:: Problem to work on ::
Retype the whole listing below, character for character.

:: Figure collection entries ::
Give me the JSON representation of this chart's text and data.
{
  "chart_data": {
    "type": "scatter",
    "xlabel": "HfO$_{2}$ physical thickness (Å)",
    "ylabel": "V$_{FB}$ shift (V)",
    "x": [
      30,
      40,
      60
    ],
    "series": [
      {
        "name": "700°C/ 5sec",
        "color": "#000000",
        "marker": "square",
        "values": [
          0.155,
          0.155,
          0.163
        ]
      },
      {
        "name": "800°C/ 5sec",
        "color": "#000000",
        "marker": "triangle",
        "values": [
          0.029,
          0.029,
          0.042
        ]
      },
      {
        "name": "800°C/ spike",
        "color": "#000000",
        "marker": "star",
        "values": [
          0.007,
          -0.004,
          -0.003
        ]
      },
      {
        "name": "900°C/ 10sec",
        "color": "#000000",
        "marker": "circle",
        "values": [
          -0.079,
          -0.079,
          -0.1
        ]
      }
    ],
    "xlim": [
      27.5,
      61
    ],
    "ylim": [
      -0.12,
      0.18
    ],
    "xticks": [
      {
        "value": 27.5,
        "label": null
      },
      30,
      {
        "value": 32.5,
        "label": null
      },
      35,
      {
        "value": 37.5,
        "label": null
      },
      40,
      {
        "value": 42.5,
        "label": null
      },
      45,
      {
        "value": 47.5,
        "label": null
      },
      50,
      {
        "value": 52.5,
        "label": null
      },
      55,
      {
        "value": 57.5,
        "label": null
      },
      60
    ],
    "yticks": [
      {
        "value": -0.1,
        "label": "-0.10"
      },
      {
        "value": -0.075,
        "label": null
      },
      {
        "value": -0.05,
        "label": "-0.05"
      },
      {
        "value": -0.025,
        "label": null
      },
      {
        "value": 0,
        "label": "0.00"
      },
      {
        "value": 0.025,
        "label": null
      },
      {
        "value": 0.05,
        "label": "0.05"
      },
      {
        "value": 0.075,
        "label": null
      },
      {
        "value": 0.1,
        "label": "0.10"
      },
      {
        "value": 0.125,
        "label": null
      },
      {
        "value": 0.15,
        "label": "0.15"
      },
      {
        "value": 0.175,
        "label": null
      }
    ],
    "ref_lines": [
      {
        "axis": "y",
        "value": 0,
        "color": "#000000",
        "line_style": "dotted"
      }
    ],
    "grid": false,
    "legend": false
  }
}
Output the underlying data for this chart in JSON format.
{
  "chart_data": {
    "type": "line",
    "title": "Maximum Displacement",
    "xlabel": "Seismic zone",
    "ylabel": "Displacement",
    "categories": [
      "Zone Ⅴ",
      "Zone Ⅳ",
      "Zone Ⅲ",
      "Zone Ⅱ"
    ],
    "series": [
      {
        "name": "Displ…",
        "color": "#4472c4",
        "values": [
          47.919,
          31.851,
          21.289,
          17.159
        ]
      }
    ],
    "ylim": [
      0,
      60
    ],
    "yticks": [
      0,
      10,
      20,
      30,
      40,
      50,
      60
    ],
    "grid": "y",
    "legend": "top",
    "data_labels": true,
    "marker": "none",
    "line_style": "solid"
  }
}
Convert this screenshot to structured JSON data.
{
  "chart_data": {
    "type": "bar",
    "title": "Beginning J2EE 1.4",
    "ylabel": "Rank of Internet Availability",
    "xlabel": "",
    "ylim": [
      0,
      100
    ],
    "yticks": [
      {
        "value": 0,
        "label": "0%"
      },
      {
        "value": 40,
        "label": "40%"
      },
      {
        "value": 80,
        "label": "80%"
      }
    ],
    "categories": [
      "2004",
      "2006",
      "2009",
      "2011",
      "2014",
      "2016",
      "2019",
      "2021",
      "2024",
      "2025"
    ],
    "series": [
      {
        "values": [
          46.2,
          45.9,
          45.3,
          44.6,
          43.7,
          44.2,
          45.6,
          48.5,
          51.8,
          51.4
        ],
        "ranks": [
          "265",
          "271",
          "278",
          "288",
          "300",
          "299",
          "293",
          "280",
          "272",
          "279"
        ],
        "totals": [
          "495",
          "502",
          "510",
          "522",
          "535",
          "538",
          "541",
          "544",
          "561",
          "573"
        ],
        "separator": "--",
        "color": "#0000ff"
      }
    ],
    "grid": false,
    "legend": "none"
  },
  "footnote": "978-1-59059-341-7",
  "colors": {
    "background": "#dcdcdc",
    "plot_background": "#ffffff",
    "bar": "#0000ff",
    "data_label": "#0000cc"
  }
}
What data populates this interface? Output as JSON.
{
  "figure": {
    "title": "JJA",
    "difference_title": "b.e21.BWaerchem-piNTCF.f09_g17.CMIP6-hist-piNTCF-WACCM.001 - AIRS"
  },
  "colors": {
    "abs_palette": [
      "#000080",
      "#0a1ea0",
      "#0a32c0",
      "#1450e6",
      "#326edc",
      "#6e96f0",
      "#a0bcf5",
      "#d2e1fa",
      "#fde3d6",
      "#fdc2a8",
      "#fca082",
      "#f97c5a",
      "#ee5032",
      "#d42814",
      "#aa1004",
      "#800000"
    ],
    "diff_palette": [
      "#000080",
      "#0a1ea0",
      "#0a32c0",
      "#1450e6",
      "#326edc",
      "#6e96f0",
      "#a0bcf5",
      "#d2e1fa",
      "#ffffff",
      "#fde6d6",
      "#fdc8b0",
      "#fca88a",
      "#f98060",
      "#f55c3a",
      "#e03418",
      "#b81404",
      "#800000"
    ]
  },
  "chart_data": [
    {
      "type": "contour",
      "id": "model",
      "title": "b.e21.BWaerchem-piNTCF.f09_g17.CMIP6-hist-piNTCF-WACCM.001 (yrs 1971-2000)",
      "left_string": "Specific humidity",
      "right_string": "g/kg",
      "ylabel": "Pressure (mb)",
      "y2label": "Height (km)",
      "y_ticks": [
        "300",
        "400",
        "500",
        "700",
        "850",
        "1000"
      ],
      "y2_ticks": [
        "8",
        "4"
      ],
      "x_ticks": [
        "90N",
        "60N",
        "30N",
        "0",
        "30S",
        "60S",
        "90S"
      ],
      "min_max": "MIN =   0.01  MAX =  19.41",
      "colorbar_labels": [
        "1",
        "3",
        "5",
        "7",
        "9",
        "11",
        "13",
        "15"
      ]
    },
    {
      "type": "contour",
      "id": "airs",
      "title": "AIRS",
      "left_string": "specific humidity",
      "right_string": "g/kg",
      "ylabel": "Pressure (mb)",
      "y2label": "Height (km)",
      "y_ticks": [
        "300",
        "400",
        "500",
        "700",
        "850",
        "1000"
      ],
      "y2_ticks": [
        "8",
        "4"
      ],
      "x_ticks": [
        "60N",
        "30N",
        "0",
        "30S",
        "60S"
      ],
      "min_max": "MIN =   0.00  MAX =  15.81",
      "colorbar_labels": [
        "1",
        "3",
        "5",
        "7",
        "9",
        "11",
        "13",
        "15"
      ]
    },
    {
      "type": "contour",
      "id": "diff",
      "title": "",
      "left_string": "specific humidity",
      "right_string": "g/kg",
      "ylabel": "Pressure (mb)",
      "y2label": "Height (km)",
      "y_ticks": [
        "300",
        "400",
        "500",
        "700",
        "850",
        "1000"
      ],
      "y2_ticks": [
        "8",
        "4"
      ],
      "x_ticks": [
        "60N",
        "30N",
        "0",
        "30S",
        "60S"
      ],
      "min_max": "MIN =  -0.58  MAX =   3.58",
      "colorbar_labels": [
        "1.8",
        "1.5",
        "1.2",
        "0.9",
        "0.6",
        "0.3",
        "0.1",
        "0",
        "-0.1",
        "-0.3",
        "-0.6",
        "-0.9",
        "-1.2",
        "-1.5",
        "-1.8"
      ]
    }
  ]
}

:: Output of the task ::
Give me the JSON representation of this chart's text and data.
{
  "chart_data": {
    "type": "scatter",
    "xlabel": "HfO$_{2}$ physical thickness (Å)",
    "ylabel": "V$_{FB}$ shift (V)",
    "x": [
      30,
      40,
      60
    ],
    "series": [
      {
        "name": "700°C/ 5sec",
        "color": "#000000",
        "marker": "square",
        "values": [
          0.155,
          0.155,
          0.163
        ]
      },
      {
        "name": "800°C/ 5sec",
        "color": "#000000",
        "marker": "triangle",
        "values": [
          0.029,
          0.029,
          0.042
        ]
      },
      {
        "name": "800°C/ spike",
        "color": "#000000",
        "marker": "star",
        "values": [
          0.007,
          -0.004,
          -0.003
        ]
      },
      {
        "name": "900°C/ 10sec",
        "color": "#000000",
        "marker": "circle",
        "values": [
          -0.079,
          -0.079,
          -0.1
        ]
      }
    ],
    "xlim": [
      27.5,
      61
    ],
    "ylim": [
      -0.12,
      0.18
    ],
    "xticks": [
      {
        "value": 27.5,
        "label": null
      },
      30,
      {
        "value": 32.5,
        "label": null
      },
      35,
      {
        "value": 37.5,
        "label": null
      },
      40,
      {
        "value": 42.5,
        "label": null
      },
      45,
      {
        "value": 47.5,
        "label": null
      },
      50,
      {
        "value": 52.5,
        "label": null
      },
      55,
      {
        "value": 57.5,
        "label": null
      },
      60
    ],
    "yticks": [
      {
        "value": -0.1,
        "label": "-0.10"
      },
      {
        "value": -0.075,
        "label": null
      },
      {
        "value": -0.05,
        "label": "-0.05"
      },
      {
        "value": -0.025,
        "label": null
      },
      {
        "value": 0,
        "label": "0.00"
      },
      {
        "value": 0.025,
        "label": null
      },
      {
        "value": 0.05,
        "label": "0.05"
      },
      {
        "value": 0.075,
        "label": null
      },
      {
        "value": 0.1,
        "label": "0.10"
      },
      {
        "value": 0.125,
        "label": null
      },
      {
        "value": 0.15,
        "label": "0.15"
      },
      {
        "value": 0.175,
        "label": null
      }
    ],
    "ref_lines": [
      {
        "axis": "y",
        "value": 0,
        "color": "#000000",
        "line_style": "dotted"
      }
    ],
    "grid": false,
    "legend": false
  }
}
Output the underlying data for this chart in JSON format.
{
  "chart_data": {
    "type": "line",
    "title": "Maximum Displacement",
    "xlabel": "Seismic zone",
    "ylabel": "Displacement",
    "categories": [
      "Zone Ⅴ",
      "Zone Ⅳ",
      "Zone Ⅲ",
      "Zone Ⅱ"
    ],
    "series": [
      {
        "name": "Displ…",
        "color": "#4472c4",
        "values": [
          47.919,
          31.851,
          21.289,
          17.159
        ]
      }
    ],
    "ylim": [
      0,
      60
    ],
    "yticks": [
      0,
      10,
      20,
      30,
      40,
      50,
      60
    ],
    "grid": "y",
    "legend": "top",
    "data_labels": true,
    "marker": "none",
    "line_style": "solid"
  }
}
Convert this screenshot to structured JSON data.
{
  "chart_data": {
    "type": "bar",
    "title": "Beginning J2EE 1.4",
    "ylabel": "Rank of Internet Availability",
    "xlabel": "",
    "ylim": [
      0,
      100
    ],
    "yticks": [
      {
        "value": 0,
        "label": "0%"
      },
      {
        "value": 40,
        "label": "40%"
      },
      {
        "value": 80,
        "label": "80%"
      }
    ],
    "categories": [
      "2004",
      "2006",
      "2009",
      "2011",
      "2014",
      "2016",
      "2019",
      "2021",
      "2024",
      "2025"
    ],
    "series": [
      {
        "values": [
          46.2,
          45.9,
          45.3,
          44.6,
          43.7,
          44.2,
          45.6,
          48.5,
          51.8,
          51.4
        ],
        "ranks": [
          "265",
          "271",
          "278",
          "288",
          "300",
          "299",
          "293",
          "280",
          "272",
          "279"
        ],
        "totals": [
          "495",
          "502",
          "510",
          "522",
          "535",
          "538",
          "541",
          "544",
          "561",
          "573"
        ],
        "separator": "--",
        "color": "#0000ff"
      }
    ],
    "grid": false,
    "legend": "none"
  },
  "footnote": "978-1-59059-341-7",
  "colors": {
    "background": "#dcdcdc",
    "plot_background": "#ffffff",
    "bar": "#0000ff",
    "data_label": "#0000cc"
  }
}
What data populates this interface? Output as JSON.
{
  "figure": {
    "title": "JJA",
    "difference_title": "b.e21.BWaerchem-piNTCF.f09_g17.CMIP6-hist-piNTCF-WACCM.001 - AIRS"
  },
  "colors": {
    "abs_palette": [
      "#000080",
      "#0a1ea0",
      "#0a32c0",
      "#1450e6",
      "#326edc",
      "#6e96f0",
      "#a0bcf5",
      "#d2e1fa",
      "#fde3d6",
      "#fdc2a8",
      "#fca082",
      "#f97c5a",
      "#ee5032",
      "#d42814",
      "#aa1004",
      "#800000"
    ],
    "diff_palette": [
      "#000080",
      "#0a1ea0",
      "#0a32c0",
      "#1450e6",
      "#326edc",
      "#6e96f0",
      "#a0bcf5",
      "#d2e1fa",
      "#ffffff",
      "#fde6d6",
      "#fdc8b0",
      "#fca88a",
      "#f98060",
      "#f55c3a",
      "#e03418",
      "#b81404",
      "#800000"
    ]
  },
  "chart_data": [
    {
      "type": "contour",
      "id": "model",
      "title": "b.e21.BWaerchem-piNTCF.f09_g17.CMIP6-hist-piNTCF-WACCM.001 (yrs 1971-2000)",
      "left_string": "Specific humidity",
      "right_string": "g/kg",
      "ylabel": "Pressure (mb)",
      "y2label": "Height (km)",
      "y_ticks": [
        "300",
        "400",
        "500",
        "700",
        "850",
        "1000"
      ],
      "y2_ticks": [
        "8",
        "4"
      ],
      "x_ticks": [
        "90N",
        "60N",
        "30N",
        "0",
        "30S",
        "60S",
        "90S"
      ],
      "min_max": "MIN =   0.01  MAX =  19.41",
      "colorbar_labels": [
        "1",
        "3",
        "5",
        "7",
        "9",
        "11",
        "13",
        "15"
      ]
    },
    {
      "type": "contour",
      "id": "airs",
      "title": "AIRS",
      "left_string": "specific humidity",
      "right_string": "g/kg",
      "ylabel": "Pressure (mb)",
      "y2label": "Height (km)",
      "y_ticks": [
        "300",
        "400",
        "500",
        "700",
        "850",
        "1000"
      ],
      "y2_ticks": [
        "8",
        "4"
      ],
      "x_ticks": [
        "60N",
        "30N",
        "0",
        "30S",
        "60S"
      ],
      "min_max": "MIN =   0.00  MAX =  15.81",
      "colorbar_labels": [
        "1",
        "3",
        "5",
        "7",
        "9",
        "11",
        "13",
        "15"
      ]
    },
    {
      "type": "contour",
      "id": "diff",
      "title": "",
      "left_string": "specific humidity",
      "right_string": "g/kg",
      "ylabel": "Pressure (mb)",
      "y2label": "Height (km)",
      "y_ticks": [
        "300",
        "400",
        "500",
        "700",
        "850",
        "1000"
      ],
      "y2_ticks": [
        "8",
        "4"
      ],
      "x_ticks": [
        "60N",
        "30N",
        "0",
        "30S",
        "60S"
      ],
      "min_max": "MIN =  -0.58  MAX =   3.58",
      "colorbar_labels": [
        "1.8",
        "1.5",
        "1.2",
        "0.9",
        "0.6",
        "0.3",
        "0.1",
        "0",
        "-0.1",
        "-0.3",
        "-0.6",
        "-0.9",
        "-1.2",
        "-1.5",
        "-1.8"
      ]
    }
  ]
}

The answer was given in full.